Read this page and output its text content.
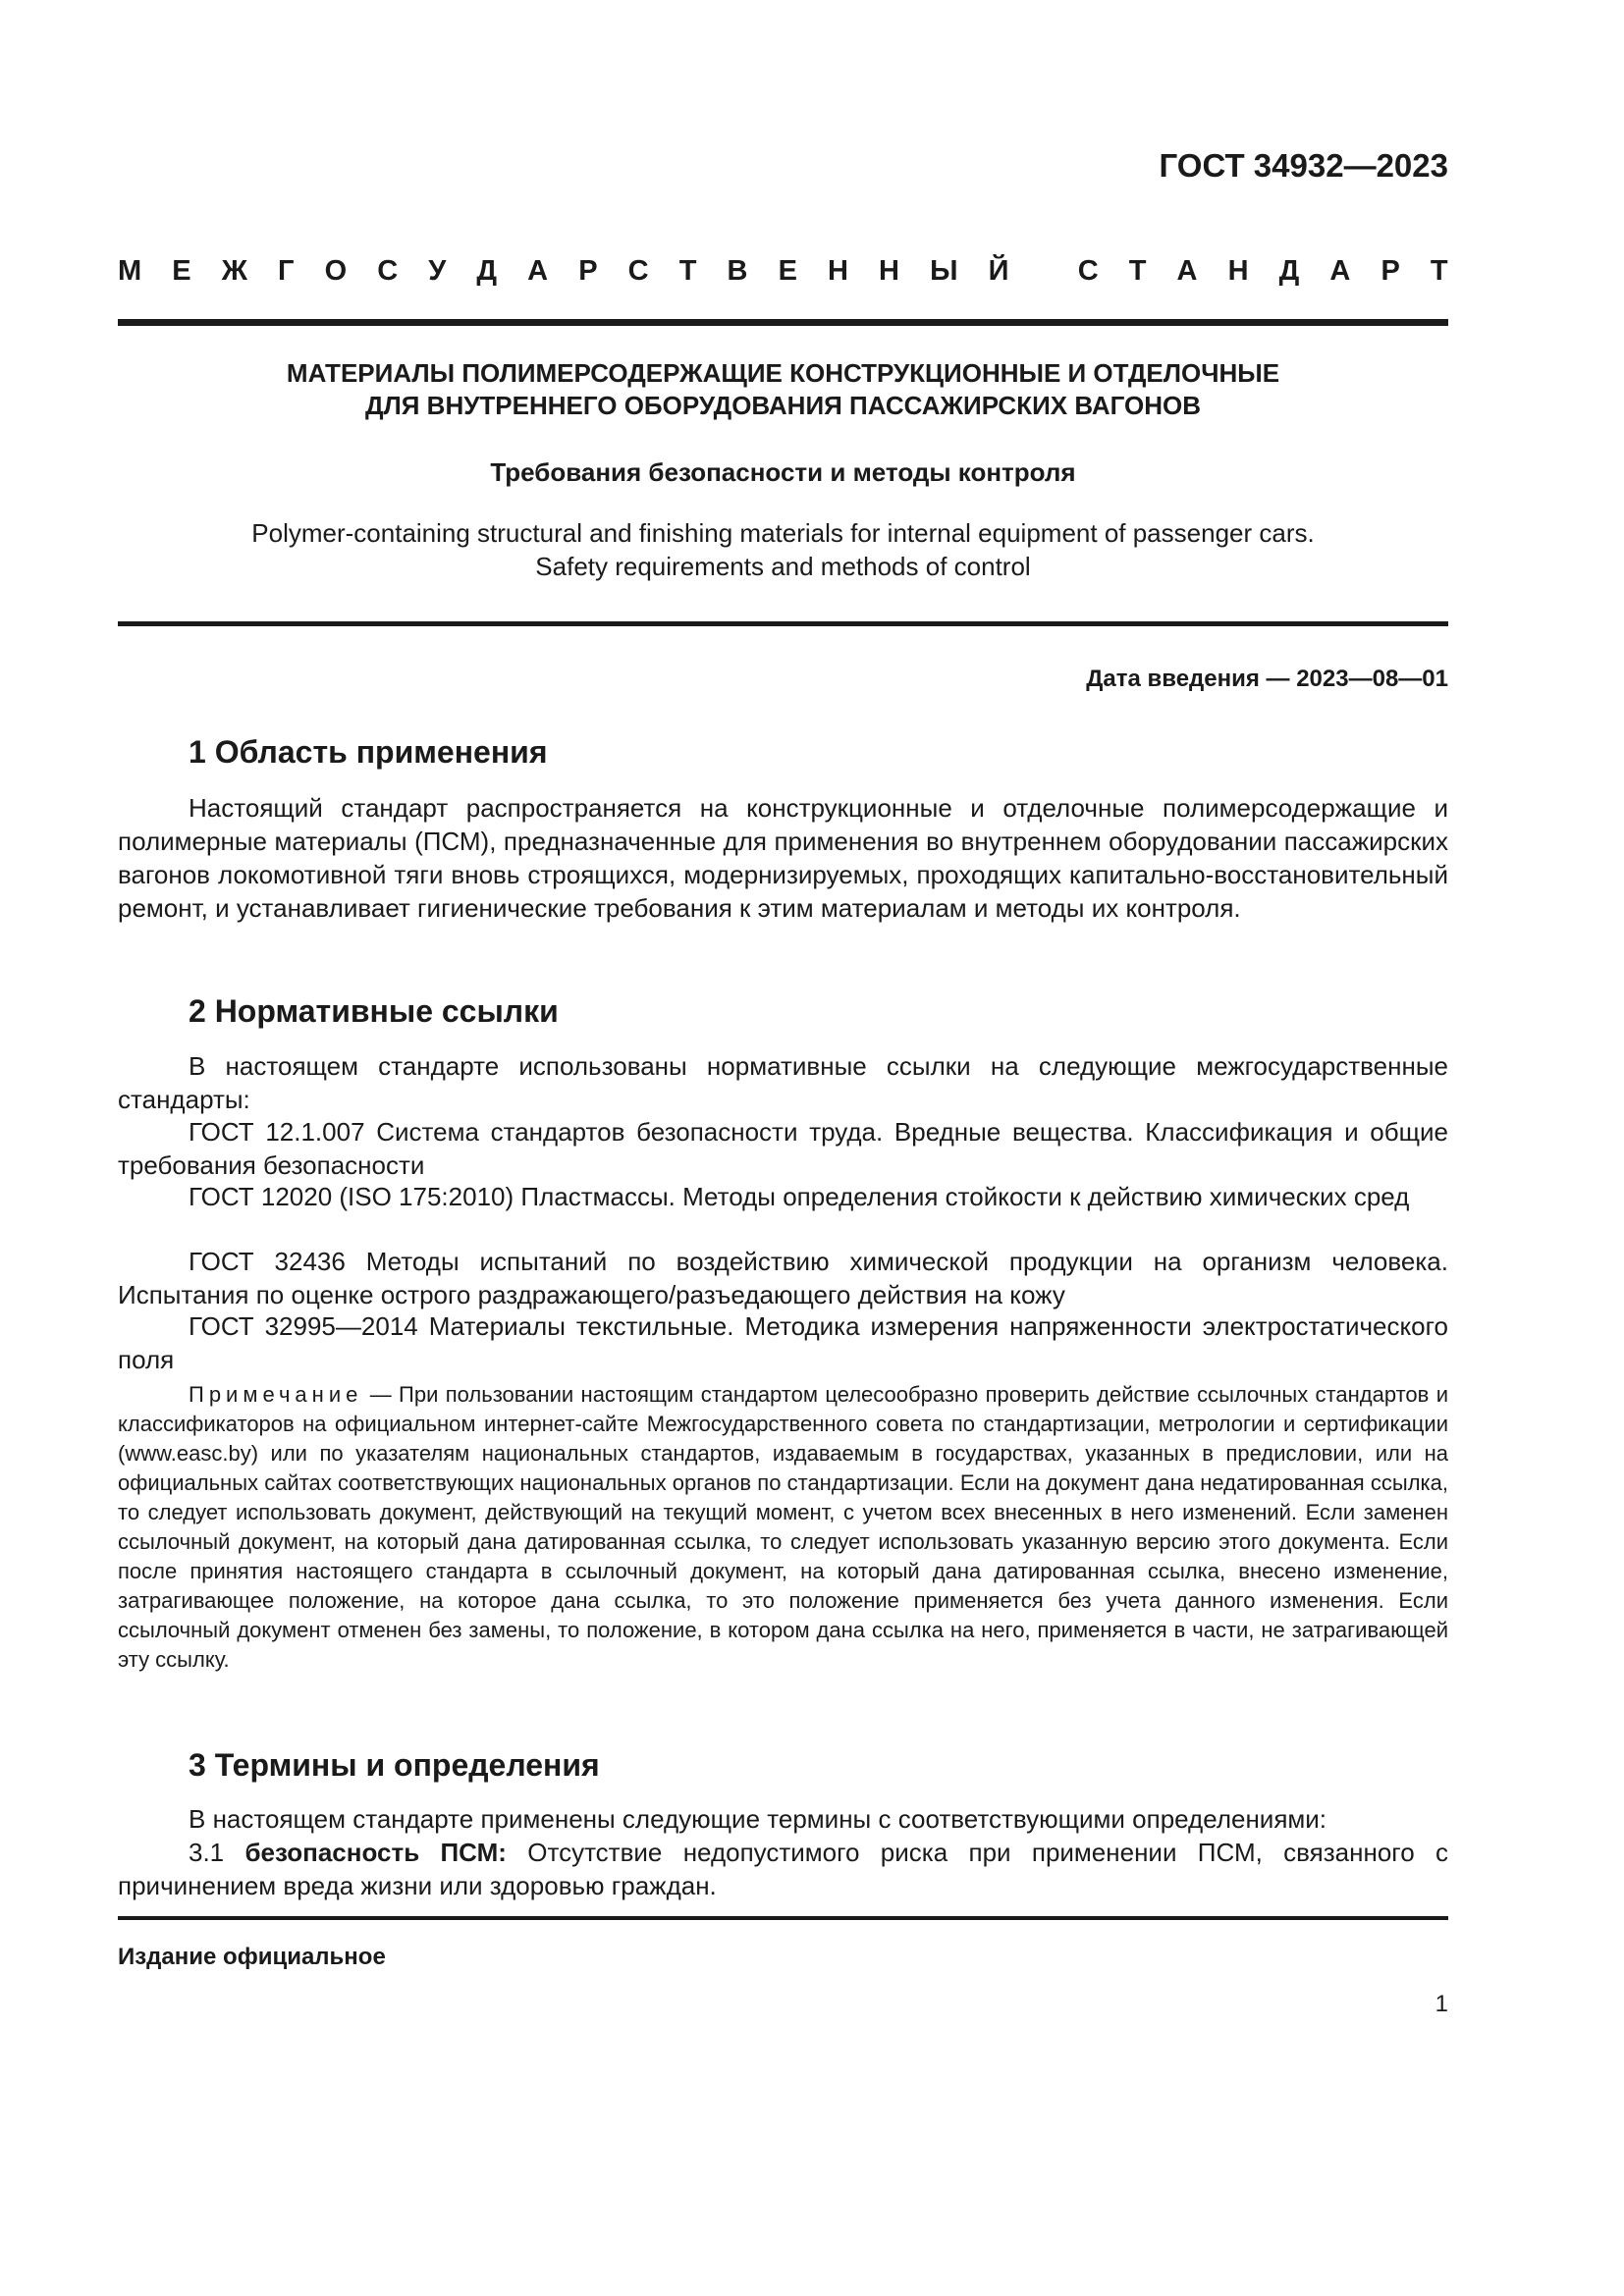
ГОСТ 34932—2023
М Е Ж Г О С У Д А Р С Т В Е Н Н Ы Й
С Т А Н Д А Р Т
МАТЕРИАЛЫ ПОЛИМЕРСОДЕРЖАЩИЕ КОНСТРУКЦИОННЫЕ И ОТДЕЛОЧНЫЕ
ДЛЯ ВНУТРЕННЕГО ОБОРУДОВАНИЯ ПАССАЖИРСКИХ ВАГОНОВ
Требования безопасности и методы контроля
Polymer-containing structural and finishing materials for internal equipment of passenger cars.
Safety requirements and methods of control
Дата введения — 2023—08—01
1 Область применения
Настоящий стандарт распространяется на конструкционные и отделочные полимерсодержащие и полимерные материалы (ПСМ), предназначенные для применения во внутреннем оборудовании пассажирских вагонов локомотивной тяги вновь строящихся, модернизируемых, проходящих капитально-восстановительный ремонт, и устанавливает гигиенические требования к этим материалам и методы их контроля.
2 Нормативные ссылки
В настоящем стандарте использованы нормативные ссылки на следующие межгосударственные стандарты:
ГОСТ 12.1.007 Система стандартов безопасности труда. Вредные вещества. Классификация и общие требования безопасности
ГОСТ 12020 (ISO 175:2010) Пластмассы. Методы определения стойкости к действию химических сред
ГОСТ 32436 Методы испытаний по воздействию химической продукции на организм человека. Испытания по оценке острого раздражающего/разъедающего действия на кожу
ГОСТ 32995—2014 Материалы текстильные. Методика измерения напряженности электростатического поля
Примечание — При пользовании настоящим стандартом целесообразно проверить действие ссылочных стандартов и классификаторов на официальном интернет-сайте Межгосударственного совета по стандартизации, метрологии и сертификации (www.easc.by) или по указателям национальных стандартов, издаваемым в государствах, указанных в предисловии, или на официальных сайтах соответствующих национальных органов по стандартизации. Если на документ дана недатированная ссылка, то следует использовать документ, действующий на текущий момент, с учетом всех внесенных в него изменений. Если заменен ссылочный документ, на который дана датированная ссылка, то следует использовать указанную версию этого документа. Если после принятия настоящего стандарта в ссылочный документ, на который дана датированная ссылка, внесено изменение, затрагивающее положение, на которое дана ссылка, то это положение применяется без учета данного изменения. Если ссылочный документ отменен без замены, то положение, в котором дана ссылка на него, применяется в части, не затрагивающей эту ссылку.
3 Термины и определения
В настоящем стандарте применены следующие термины с соответствующими определениями:
3.1 безопасность ПСМ: Отсутствие недопустимого риска при применении ПСМ, связанного с причинением вреда жизни или здоровью граждан.
Издание официальное
1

※ ※ ※

> TASK DETAILS
Using the listing, collect all lines in which the string "стандартов" is found.

> ANSWER TO THIS EXERCISE
ГОСТ 12.1.007 Система стандартов безопасности труда. Вредные вещества. Классификация и общие требования безопасности
Примечание — При пользовании настоящим стандартом целесообразно проверить действие ссылочных стандартов и классификаторов на официальном интернет-сайте Межгосударственного совета по стандартизации, метрологии и сертификации (www.easc.by) или по указателям национальных стандартов, издаваемым в государствах, указанных в предисловии, или на официальных сайтах соответствующих национальных органов по стандартизации. Если на документ дана недатированная ссылка, то следует использовать документ, действующий на текущий момент, с учетом всех внесенных в него изменений. Если заменен ссылочный документ, на который дана датированная ссылка, то следует использовать указанную версию этого документа. Если после принятия настоящего стандарта в ссылочный документ, на который дана датированная ссылка, внесено изменение, затрагивающее положение, на которое дана ссылка, то это положение применяется без учета данного изменения. Если ссылочный документ отменен без замены, то положение, в котором дана ссылка на него, применяется в части, не затрагивающей эту ссылку.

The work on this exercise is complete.